WORK INSTRUCTIONS:
Skip every picture and transcribe the remaining material exactly.

━━━━━━

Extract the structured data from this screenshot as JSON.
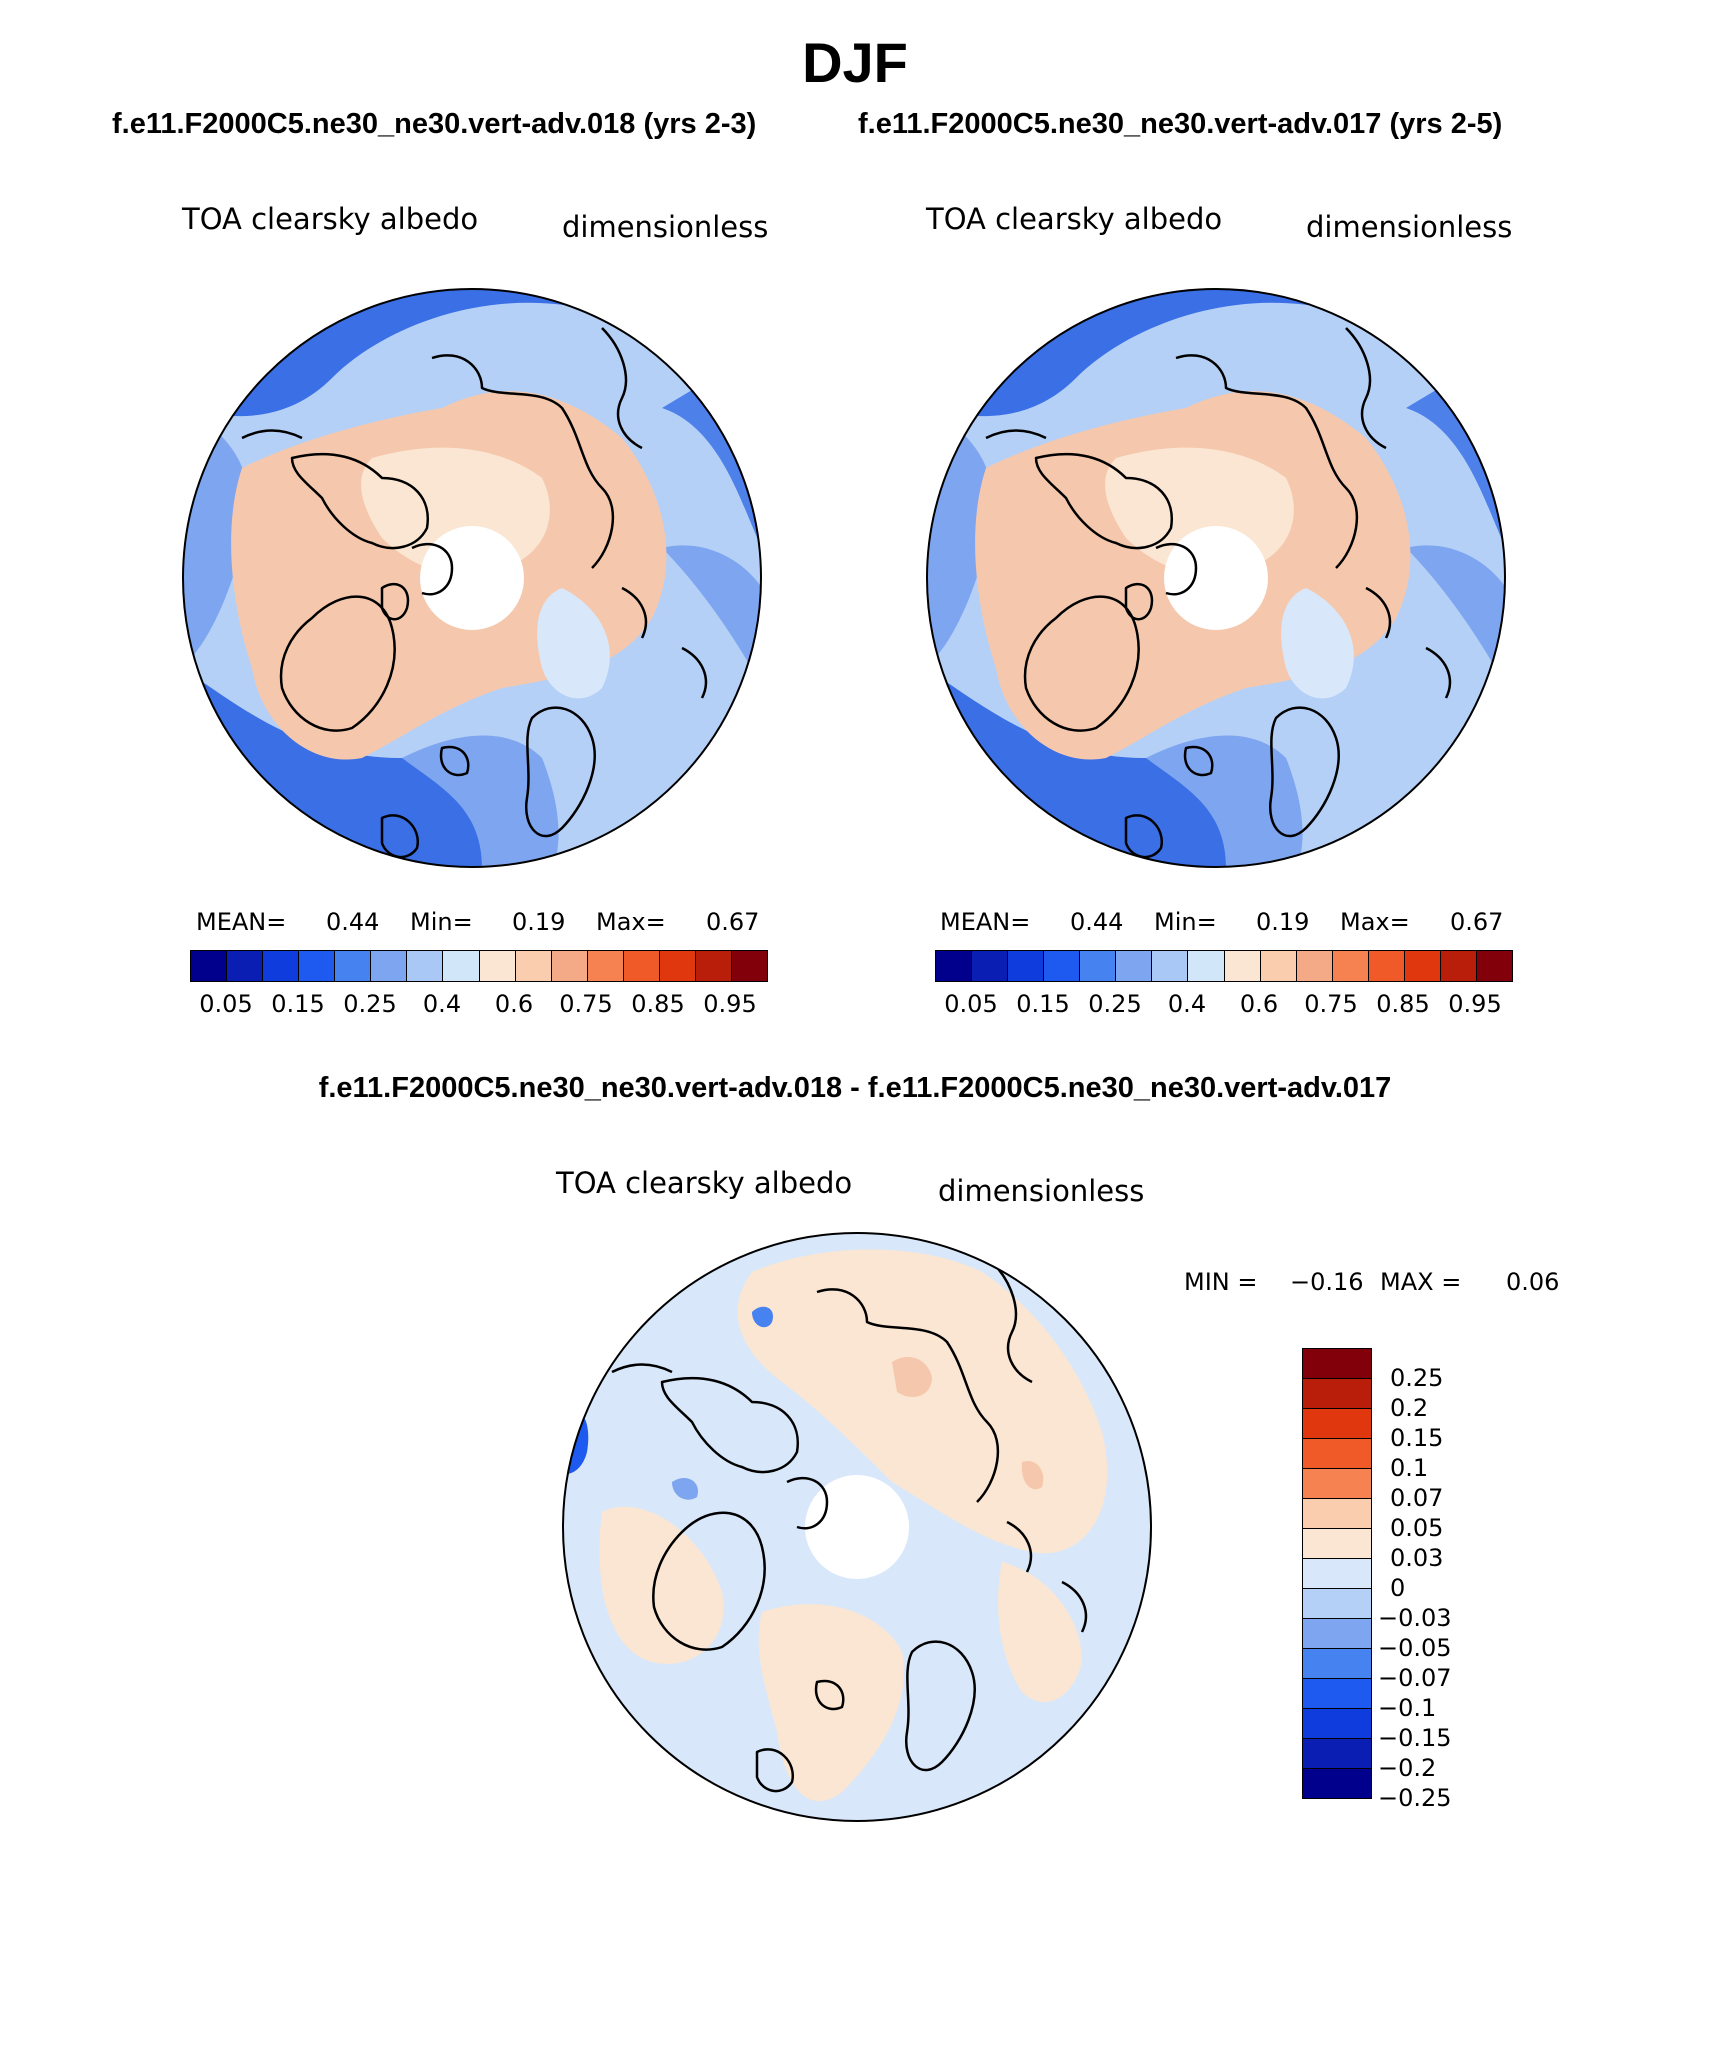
{
  "season": "DJF",
  "left_panel": {
    "case_title": "f.e11.F2000C5.ne30_ne30.vert-adv.018 (yrs 2-3)",
    "variable": "TOA clearsky albedo",
    "units": "dimensionless",
    "stats": {
      "mean_label": "MEAN=",
      "mean": "0.44",
      "min_label": "Min=",
      "min": "0.19",
      "max_label": "Max=",
      "max": "0.67"
    }
  },
  "right_panel": {
    "case_title": "f.e11.F2000C5.ne30_ne30.vert-adv.017 (yrs 2-5)",
    "variable": "TOA clearsky albedo",
    "units": "dimensionless",
    "stats": {
      "mean_label": "MEAN=",
      "mean": "0.44",
      "min_label": "Min=",
      "min": "0.19",
      "max_label": "Max=",
      "max": "0.67"
    }
  },
  "diff_panel": {
    "title": "f.e11.F2000C5.ne30_ne30.vert-adv.018 - f.e11.F2000C5.ne30_ne30.vert-adv.017",
    "variable": "TOA clearsky albedo",
    "units": "dimensionless",
    "stats": {
      "min_label": "MIN =",
      "min": "−0.16",
      "max_label": "MAX =",
      "max": "0.06"
    }
  },
  "abs_colorbar": {
    "colors": [
      "#00008c",
      "#0a1eb4",
      "#0f3cdc",
      "#1e5af0",
      "#4682f0",
      "#7ea5f0",
      "#aac8f5",
      "#d2e6fa",
      "#fae6d2",
      "#facdaf",
      "#f5aa87",
      "#f58250",
      "#f05a28",
      "#e1370f",
      "#b91e0a",
      "#82000a"
    ],
    "tick_labels": [
      "0.05",
      "0.15",
      "0.25",
      "0.4",
      "0.6",
      "0.75",
      "0.85",
      "0.95"
    ]
  },
  "diff_colorbar": {
    "colors": [
      "#82000a",
      "#b91e0a",
      "#e1370f",
      "#f05a28",
      "#f58250",
      "#facdaf",
      "#fae6d2",
      "#d8e8fa",
      "#b4d0f7",
      "#7ea5f0",
      "#4682f0",
      "#1e5af0",
      "#0f3cdc",
      "#0a1eb4",
      "#00008c"
    ],
    "tick_labels": [
      "0.25",
      "0.2",
      "0.15",
      "0.1",
      "0.07",
      "0.05",
      "0.03",
      "0",
      "−0.03",
      "−0.05",
      "−0.07",
      "−0.1",
      "−0.15",
      "−0.2",
      "−0.25"
    ]
  },
  "map_colors": {
    "ocean_dark": "#3a6fe6",
    "ocean_mid": "#7ea5f0",
    "ocean_light": "#b4d0f7",
    "ice_light": "#d8e8fa",
    "land_warm": "#f5c8ad",
    "land_pale": "#fae6d2",
    "diff_pos": "#fae6d2",
    "diff_neg": "#d8e8fa"
  }
}
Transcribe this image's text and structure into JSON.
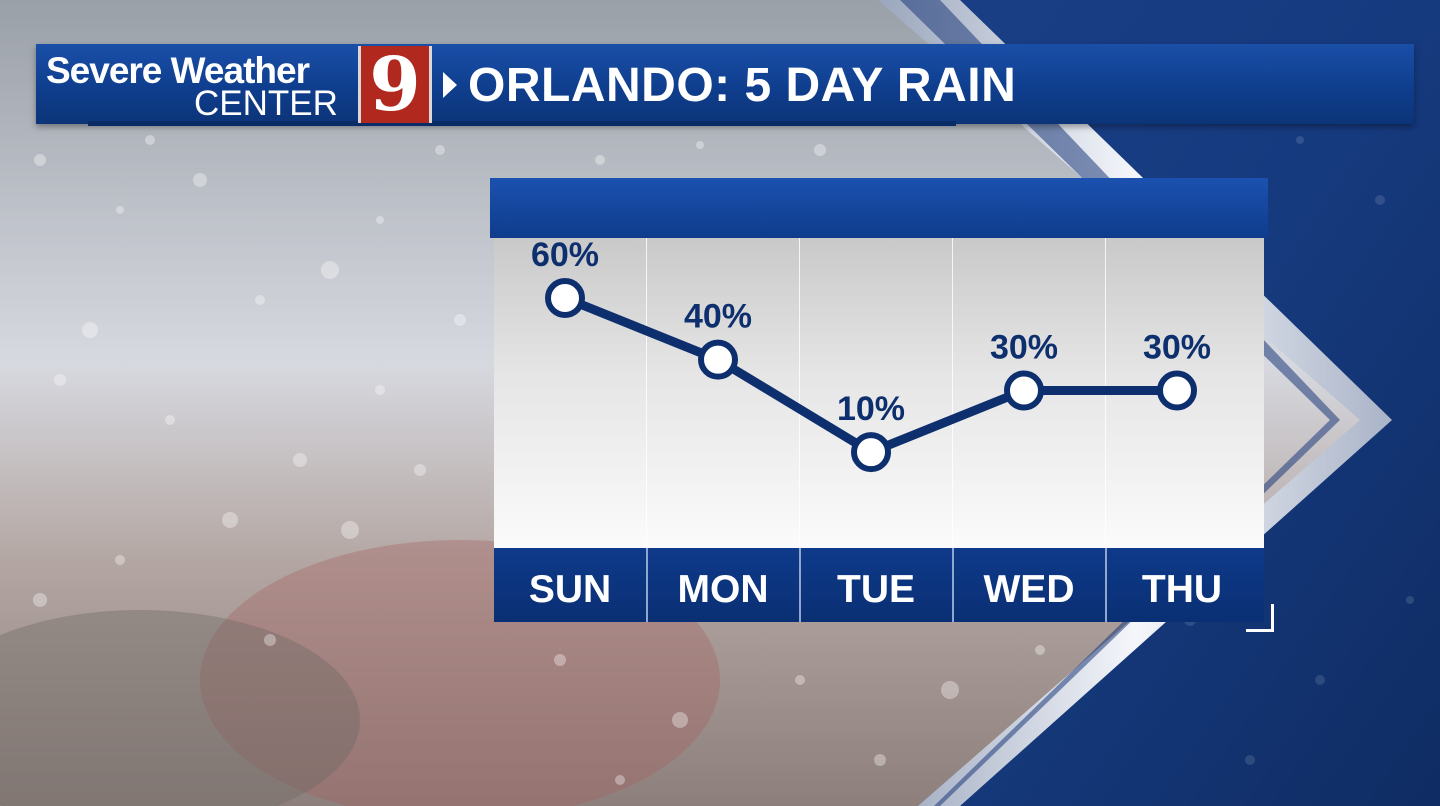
{
  "header": {
    "logo_line1": "Severe Weather",
    "logo_line2": "CENTER",
    "logo_number": "9",
    "title": "ORLANDO: 5 DAY RAIN"
  },
  "colors": {
    "brand_blue": "#0f3e8e",
    "logo_red": "#b1281f",
    "line_navy": "#0d2f6e"
  },
  "chart_data": {
    "type": "line",
    "categories": [
      "SUN",
      "MON",
      "TUE",
      "WED",
      "THU"
    ],
    "series": [
      {
        "values": [
          60,
          40,
          10,
          30,
          30
        ]
      }
    ],
    "data_labels": [
      "60%",
      "40%",
      "10%",
      "30%",
      "30%"
    ],
    "title": "",
    "xlabel": "",
    "ylabel": "",
    "unit": "%"
  }
}
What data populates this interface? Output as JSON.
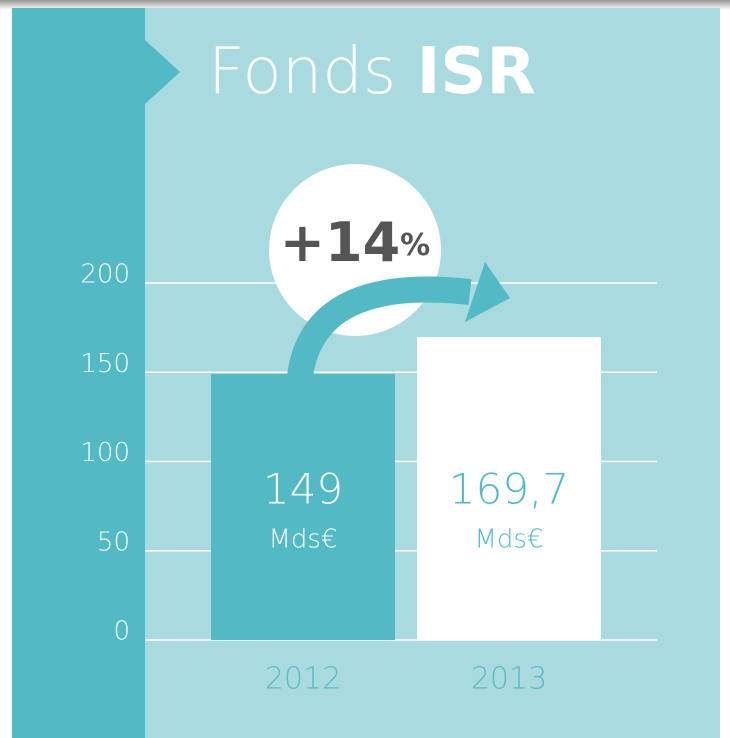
{
  "chart_data": {
    "type": "bar",
    "title_light": "Fonds",
    "title_bold": "ISR",
    "annotation": "+14",
    "annotation_unit": "%",
    "categories": [
      "2012",
      "2013"
    ],
    "values": [
      149,
      169.7
    ],
    "value_labels": [
      "149",
      "169,7"
    ],
    "value_unit": "Mds€",
    "colors": [
      "#52bac4",
      "#ffffff"
    ],
    "ylim": [
      0,
      200
    ],
    "yticks": [
      0,
      50,
      100,
      150,
      200
    ],
    "grid": true
  }
}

━━━━━━

TASK RESPONSE:
Extract the structured data from this screenshot as JSON.
{
  "season": "DJF",
  "left_panel": {
    "case_title": "f.e11.F2000C5.ne30_ne30.vert-adv.018 (yrs 2-3)",
    "variable": "TOA clearsky albedo",
    "units": "dimensionless",
    "stats": {
      "mean_label": "MEAN=",
      "mean": "0.44",
      "min_label": "Min=",
      "min": "0.19",
      "max_label": "Max=",
      "max": "0.67"
    }
  },
  "right_panel": {
    "case_title": "f.e11.F2000C5.ne30_ne30.vert-adv.017 (yrs 2-5)",
    "variable": "TOA clearsky albedo",
    "units": "dimensionless",
    "stats": {
      "mean_label": "MEAN=",
      "mean": "0.44",
      "min_label": "Min=",
      "min": "0.19",
      "max_label": "Max=",
      "max": "0.67"
    }
  },
  "diff_panel": {
    "title": "f.e11.F2000C5.ne30_ne30.vert-adv.018 - f.e11.F2000C5.ne30_ne30.vert-adv.017",
    "variable": "TOA clearsky albedo",
    "units": "dimensionless",
    "stats": {
      "min_label": "MIN =",
      "min": "−0.16",
      "max_label": "MAX =",
      "max": "0.06"
    }
  },
  "abs_colorbar": {
    "colors": [
      "#00008c",
      "#0a1eb4",
      "#0f3cdc",
      "#1e5af0",
      "#4682f0",
      "#7ea5f0",
      "#aac8f5",
      "#d2e6fa",
      "#fae6d2",
      "#facdaf",
      "#f5aa87",
      "#f58250",
      "#f05a28",
      "#e1370f",
      "#b91e0a",
      "#82000a"
    ],
    "tick_labels": [
      "0.05",
      "0.15",
      "0.25",
      "0.4",
      "0.6",
      "0.75",
      "0.85",
      "0.95"
    ]
  },
  "diff_colorbar": {
    "colors": [
      "#82000a",
      "#b91e0a",
      "#e1370f",
      "#f05a28",
      "#f58250",
      "#facdaf",
      "#fae6d2",
      "#d8e8fa",
      "#b4d0f7",
      "#7ea5f0",
      "#4682f0",
      "#1e5af0",
      "#0f3cdc",
      "#0a1eb4",
      "#00008c"
    ],
    "tick_labels": [
      "0.25",
      "0.2",
      "0.15",
      "0.1",
      "0.07",
      "0.05",
      "0.03",
      "0",
      "−0.03",
      "−0.05",
      "−0.07",
      "−0.1",
      "−0.15",
      "−0.2",
      "−0.25"
    ]
  },
  "map_colors": {
    "ocean_dark": "#3a6fe6",
    "ocean_mid": "#7ea5f0",
    "ocean_light": "#b4d0f7",
    "ice_light": "#d8e8fa",
    "land_warm": "#f5c8ad",
    "land_pale": "#fae6d2",
    "diff_pos": "#fae6d2",
    "diff_neg": "#d8e8fa"
  }
}
Transcribe this image's text and structure into JSON.
{
  "header": {
    "logo_line1": "Severe Weather",
    "logo_line2": "CENTER",
    "logo_number": "9",
    "title": "ORLANDO: 5 DAY RAIN"
  },
  "colors": {
    "brand_blue": "#0f3e8e",
    "logo_red": "#b1281f",
    "line_navy": "#0d2f6e"
  },
  "chart_data": {
    "type": "line",
    "categories": [
      "SUN",
      "MON",
      "TUE",
      "WED",
      "THU"
    ],
    "series": [
      {
        "values": [
          60,
          40,
          10,
          30,
          30
        ]
      }
    ],
    "data_labels": [
      "60%",
      "40%",
      "10%",
      "30%",
      "30%"
    ],
    "title": "",
    "xlabel": "",
    "ylabel": "",
    "unit": "%"
  }
}
What data populates this interface? Output as JSON.
{
  "chart_data": {
    "type": "bar",
    "title_light": "Fonds",
    "title_bold": "ISR",
    "annotation": "+14",
    "annotation_unit": "%",
    "categories": [
      "2012",
      "2013"
    ],
    "values": [
      149,
      169.7
    ],
    "value_labels": [
      "149",
      "169,7"
    ],
    "value_unit": "Mds€",
    "colors": [
      "#52bac4",
      "#ffffff"
    ],
    "ylim": [
      0,
      200
    ],
    "yticks": [
      0,
      50,
      100,
      150,
      200
    ],
    "grid": true
  }
}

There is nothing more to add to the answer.